■ **DIRECTION**
Transcribe the material below exactly as it appears.

■ **RECORDS FOR THIS EXERCISE**

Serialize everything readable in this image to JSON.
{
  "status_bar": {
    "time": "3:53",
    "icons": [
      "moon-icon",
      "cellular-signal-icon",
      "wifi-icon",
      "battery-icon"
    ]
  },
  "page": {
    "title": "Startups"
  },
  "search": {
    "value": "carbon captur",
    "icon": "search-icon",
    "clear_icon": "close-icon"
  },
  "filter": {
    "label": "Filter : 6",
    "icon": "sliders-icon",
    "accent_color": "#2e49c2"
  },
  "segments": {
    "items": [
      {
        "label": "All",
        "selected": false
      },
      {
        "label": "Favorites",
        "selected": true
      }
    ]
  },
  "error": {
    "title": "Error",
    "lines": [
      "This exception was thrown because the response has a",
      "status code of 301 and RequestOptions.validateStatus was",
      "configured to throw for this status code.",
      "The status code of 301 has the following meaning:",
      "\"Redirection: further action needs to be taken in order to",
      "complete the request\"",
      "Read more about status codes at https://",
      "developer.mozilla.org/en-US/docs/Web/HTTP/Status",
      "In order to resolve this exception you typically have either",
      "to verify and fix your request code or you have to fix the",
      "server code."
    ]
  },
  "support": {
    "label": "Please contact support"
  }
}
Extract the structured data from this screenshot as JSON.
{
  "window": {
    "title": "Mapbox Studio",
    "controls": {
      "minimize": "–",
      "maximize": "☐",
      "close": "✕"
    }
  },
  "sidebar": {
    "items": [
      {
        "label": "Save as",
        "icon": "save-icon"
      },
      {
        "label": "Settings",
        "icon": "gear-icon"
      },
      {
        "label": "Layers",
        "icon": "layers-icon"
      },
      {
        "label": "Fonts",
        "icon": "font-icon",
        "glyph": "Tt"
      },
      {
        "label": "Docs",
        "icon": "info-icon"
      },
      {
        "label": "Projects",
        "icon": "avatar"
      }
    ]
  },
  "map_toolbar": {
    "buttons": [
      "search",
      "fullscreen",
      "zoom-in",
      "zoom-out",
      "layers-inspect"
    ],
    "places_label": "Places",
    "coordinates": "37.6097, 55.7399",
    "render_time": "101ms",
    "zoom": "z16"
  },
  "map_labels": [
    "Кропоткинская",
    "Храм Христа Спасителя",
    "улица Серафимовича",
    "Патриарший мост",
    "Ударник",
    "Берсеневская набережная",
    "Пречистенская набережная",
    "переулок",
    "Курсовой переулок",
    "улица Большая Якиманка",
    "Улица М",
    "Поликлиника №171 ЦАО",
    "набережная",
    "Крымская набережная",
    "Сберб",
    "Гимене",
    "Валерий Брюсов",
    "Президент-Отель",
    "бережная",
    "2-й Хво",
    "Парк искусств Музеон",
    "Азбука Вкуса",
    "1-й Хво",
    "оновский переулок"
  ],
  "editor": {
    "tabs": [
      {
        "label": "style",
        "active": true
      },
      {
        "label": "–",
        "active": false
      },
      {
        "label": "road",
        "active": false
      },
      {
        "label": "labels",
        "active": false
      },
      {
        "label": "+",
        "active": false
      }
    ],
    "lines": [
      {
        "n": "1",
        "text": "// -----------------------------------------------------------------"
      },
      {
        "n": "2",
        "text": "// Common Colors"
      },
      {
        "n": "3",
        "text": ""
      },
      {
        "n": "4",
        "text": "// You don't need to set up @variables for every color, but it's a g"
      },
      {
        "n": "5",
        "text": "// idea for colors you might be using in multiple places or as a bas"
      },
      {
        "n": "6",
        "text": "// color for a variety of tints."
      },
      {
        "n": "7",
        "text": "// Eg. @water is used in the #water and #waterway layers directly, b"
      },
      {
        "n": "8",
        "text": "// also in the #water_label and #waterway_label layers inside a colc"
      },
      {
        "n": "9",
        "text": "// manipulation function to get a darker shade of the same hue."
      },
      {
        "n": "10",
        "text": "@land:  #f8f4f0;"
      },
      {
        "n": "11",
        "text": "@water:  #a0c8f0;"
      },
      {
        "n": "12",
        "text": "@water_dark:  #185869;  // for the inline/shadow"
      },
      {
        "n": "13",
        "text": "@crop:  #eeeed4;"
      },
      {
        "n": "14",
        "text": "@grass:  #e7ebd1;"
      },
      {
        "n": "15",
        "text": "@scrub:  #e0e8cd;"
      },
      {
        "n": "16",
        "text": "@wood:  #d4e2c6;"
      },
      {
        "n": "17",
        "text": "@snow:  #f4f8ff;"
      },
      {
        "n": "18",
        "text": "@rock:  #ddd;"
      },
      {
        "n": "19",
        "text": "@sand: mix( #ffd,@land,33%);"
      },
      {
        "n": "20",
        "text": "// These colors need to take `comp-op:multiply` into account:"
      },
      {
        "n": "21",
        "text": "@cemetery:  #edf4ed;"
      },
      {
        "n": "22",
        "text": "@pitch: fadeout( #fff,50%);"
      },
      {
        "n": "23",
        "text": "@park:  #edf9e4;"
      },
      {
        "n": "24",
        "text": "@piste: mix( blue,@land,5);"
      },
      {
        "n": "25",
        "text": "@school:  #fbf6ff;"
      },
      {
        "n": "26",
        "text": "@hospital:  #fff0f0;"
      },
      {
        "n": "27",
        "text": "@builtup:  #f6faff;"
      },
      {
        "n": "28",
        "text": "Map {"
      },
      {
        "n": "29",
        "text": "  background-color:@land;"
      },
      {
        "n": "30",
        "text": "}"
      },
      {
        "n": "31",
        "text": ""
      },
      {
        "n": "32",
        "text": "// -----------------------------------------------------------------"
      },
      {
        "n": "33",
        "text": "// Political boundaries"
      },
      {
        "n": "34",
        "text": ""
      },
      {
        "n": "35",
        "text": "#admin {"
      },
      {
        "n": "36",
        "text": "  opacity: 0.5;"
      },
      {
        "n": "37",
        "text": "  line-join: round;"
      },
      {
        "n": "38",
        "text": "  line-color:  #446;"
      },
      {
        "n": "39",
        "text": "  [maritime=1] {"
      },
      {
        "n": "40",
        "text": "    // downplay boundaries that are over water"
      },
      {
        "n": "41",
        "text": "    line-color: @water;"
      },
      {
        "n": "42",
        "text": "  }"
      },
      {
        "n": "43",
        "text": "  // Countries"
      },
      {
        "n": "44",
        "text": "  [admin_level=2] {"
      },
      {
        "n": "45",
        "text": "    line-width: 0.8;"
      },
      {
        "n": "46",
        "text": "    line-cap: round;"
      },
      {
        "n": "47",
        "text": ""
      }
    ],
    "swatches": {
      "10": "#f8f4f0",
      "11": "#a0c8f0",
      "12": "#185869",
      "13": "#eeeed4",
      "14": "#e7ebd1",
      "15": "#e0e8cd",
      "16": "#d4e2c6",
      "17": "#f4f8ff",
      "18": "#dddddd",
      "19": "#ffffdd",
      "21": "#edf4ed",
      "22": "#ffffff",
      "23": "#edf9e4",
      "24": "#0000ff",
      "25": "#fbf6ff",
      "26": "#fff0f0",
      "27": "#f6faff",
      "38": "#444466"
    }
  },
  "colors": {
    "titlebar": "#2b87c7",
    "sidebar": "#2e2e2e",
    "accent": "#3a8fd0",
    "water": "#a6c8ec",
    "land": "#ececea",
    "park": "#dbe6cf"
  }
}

■ **WRITTEN SOLUTION**
Serialize everything readable in this image to JSON.
{
  "status_bar": {
    "time": "3:53",
    "icons": [
      "moon-icon",
      "cellular-signal-icon",
      "wifi-icon",
      "battery-icon"
    ]
  },
  "page": {
    "title": "Startups"
  },
  "search": {
    "value": "carbon captur",
    "icon": "search-icon",
    "clear_icon": "close-icon"
  },
  "filter": {
    "label": "Filter : 6",
    "icon": "sliders-icon",
    "accent_color": "#2e49c2"
  },
  "segments": {
    "items": [
      {
        "label": "All",
        "selected": false
      },
      {
        "label": "Favorites",
        "selected": true
      }
    ]
  },
  "error": {
    "title": "Error",
    "lines": [
      "This exception was thrown because the response has a",
      "status code of 301 and RequestOptions.validateStatus was",
      "configured to throw for this status code.",
      "The status code of 301 has the following meaning:",
      "\"Redirection: further action needs to be taken in order to",
      "complete the request\"",
      "Read more about status codes at https://",
      "developer.mozilla.org/en-US/docs/Web/HTTP/Status",
      "In order to resolve this exception you typically have either",
      "to verify and fix your request code or you have to fix the",
      "server code."
    ]
  },
  "support": {
    "label": "Please contact support"
  }
}
Extract the structured data from this screenshot as JSON.
{
  "window": {
    "title": "Mapbox Studio",
    "controls": {
      "minimize": "–",
      "maximize": "☐",
      "close": "✕"
    }
  },
  "sidebar": {
    "items": [
      {
        "label": "Save as",
        "icon": "save-icon"
      },
      {
        "label": "Settings",
        "icon": "gear-icon"
      },
      {
        "label": "Layers",
        "icon": "layers-icon"
      },
      {
        "label": "Fonts",
        "icon": "font-icon",
        "glyph": "Tt"
      },
      {
        "label": "Docs",
        "icon": "info-icon"
      },
      {
        "label": "Projects",
        "icon": "avatar"
      }
    ]
  },
  "map_toolbar": {
    "buttons": [
      "search",
      "fullscreen",
      "zoom-in",
      "zoom-out",
      "layers-inspect"
    ],
    "places_label": "Places",
    "coordinates": "37.6097, 55.7399",
    "render_time": "101ms",
    "zoom": "z16"
  },
  "map_labels": [
    "Кропоткинская",
    "Храм Христа Спасителя",
    "улица Серафимовича",
    "Патриарший мост",
    "Ударник",
    "Берсеневская набережная",
    "Пречистенская набережная",
    "переулок",
    "Курсовой переулок",
    "улица Большая Якиманка",
    "Улица М",
    "Поликлиника №171 ЦАО",
    "набережная",
    "Крымская набережная",
    "Сберб",
    "Гимене",
    "Валерий Брюсов",
    "Президент-Отель",
    "бережная",
    "2-й Хво",
    "Парк искусств Музеон",
    "Азбука Вкуса",
    "1-й Хво",
    "оновский переулок"
  ],
  "editor": {
    "tabs": [
      {
        "label": "style",
        "active": true
      },
      {
        "label": "–",
        "active": false
      },
      {
        "label": "road",
        "active": false
      },
      {
        "label": "labels",
        "active": false
      },
      {
        "label": "+",
        "active": false
      }
    ],
    "lines": [
      {
        "n": "1",
        "text": "// -----------------------------------------------------------------"
      },
      {
        "n": "2",
        "text": "// Common Colors"
      },
      {
        "n": "3",
        "text": ""
      },
      {
        "n": "4",
        "text": "// You don't need to set up @variables for every color, but it's a g"
      },
      {
        "n": "5",
        "text": "// idea for colors you might be using in multiple places or as a bas"
      },
      {
        "n": "6",
        "text": "// color for a variety of tints."
      },
      {
        "n": "7",
        "text": "// Eg. @water is used in the #water and #waterway layers directly, b"
      },
      {
        "n": "8",
        "text": "// also in the #water_label and #waterway_label layers inside a colc"
      },
      {
        "n": "9",
        "text": "// manipulation function to get a darker shade of the same hue."
      },
      {
        "n": "10",
        "text": "@land:  #f8f4f0;"
      },
      {
        "n": "11",
        "text": "@water:  #a0c8f0;"
      },
      {
        "n": "12",
        "text": "@water_dark:  #185869;  // for the inline/shadow"
      },
      {
        "n": "13",
        "text": "@crop:  #eeeed4;"
      },
      {
        "n": "14",
        "text": "@grass:  #e7ebd1;"
      },
      {
        "n": "15",
        "text": "@scrub:  #e0e8cd;"
      },
      {
        "n": "16",
        "text": "@wood:  #d4e2c6;"
      },
      {
        "n": "17",
        "text": "@snow:  #f4f8ff;"
      },
      {
        "n": "18",
        "text": "@rock:  #ddd;"
      },
      {
        "n": "19",
        "text": "@sand: mix( #ffd,@land,33%);"
      },
      {
        "n": "20",
        "text": "// These colors need to take `comp-op:multiply` into account:"
      },
      {
        "n": "21",
        "text": "@cemetery:  #edf4ed;"
      },
      {
        "n": "22",
        "text": "@pitch: fadeout( #fff,50%);"
      },
      {
        "n": "23",
        "text": "@park:  #edf9e4;"
      },
      {
        "n": "24",
        "text": "@piste: mix( blue,@land,5);"
      },
      {
        "n": "25",
        "text": "@school:  #fbf6ff;"
      },
      {
        "n": "26",
        "text": "@hospital:  #fff0f0;"
      },
      {
        "n": "27",
        "text": "@builtup:  #f6faff;"
      },
      {
        "n": "28",
        "text": "Map {"
      },
      {
        "n": "29",
        "text": "  background-color:@land;"
      },
      {
        "n": "30",
        "text": "}"
      },
      {
        "n": "31",
        "text": ""
      },
      {
        "n": "32",
        "text": "// -----------------------------------------------------------------"
      },
      {
        "n": "33",
        "text": "// Political boundaries"
      },
      {
        "n": "34",
        "text": ""
      },
      {
        "n": "35",
        "text": "#admin {"
      },
      {
        "n": "36",
        "text": "  opacity: 0.5;"
      },
      {
        "n": "37",
        "text": "  line-join: round;"
      },
      {
        "n": "38",
        "text": "  line-color:  #446;"
      },
      {
        "n": "39",
        "text": "  [maritime=1] {"
      },
      {
        "n": "40",
        "text": "    // downplay boundaries that are over water"
      },
      {
        "n": "41",
        "text": "    line-color: @water;"
      },
      {
        "n": "42",
        "text": "  }"
      },
      {
        "n": "43",
        "text": "  // Countries"
      },
      {
        "n": "44",
        "text": "  [admin_level=2] {"
      },
      {
        "n": "45",
        "text": "    line-width: 0.8;"
      },
      {
        "n": "46",
        "text": "    line-cap: round;"
      },
      {
        "n": "47",
        "text": ""
      }
    ],
    "swatches": {
      "10": "#f8f4f0",
      "11": "#a0c8f0",
      "12": "#185869",
      "13": "#eeeed4",
      "14": "#e7ebd1",
      "15": "#e0e8cd",
      "16": "#d4e2c6",
      "17": "#f4f8ff",
      "18": "#dddddd",
      "19": "#ffffdd",
      "21": "#edf4ed",
      "22": "#ffffff",
      "23": "#edf9e4",
      "24": "#0000ff",
      "25": "#fbf6ff",
      "26": "#fff0f0",
      "27": "#f6faff",
      "38": "#444466"
    }
  },
  "colors": {
    "titlebar": "#2b87c7",
    "sidebar": "#2e2e2e",
    "accent": "#3a8fd0",
    "water": "#a6c8ec",
    "land": "#ececea",
    "park": "#dbe6cf"
  }
}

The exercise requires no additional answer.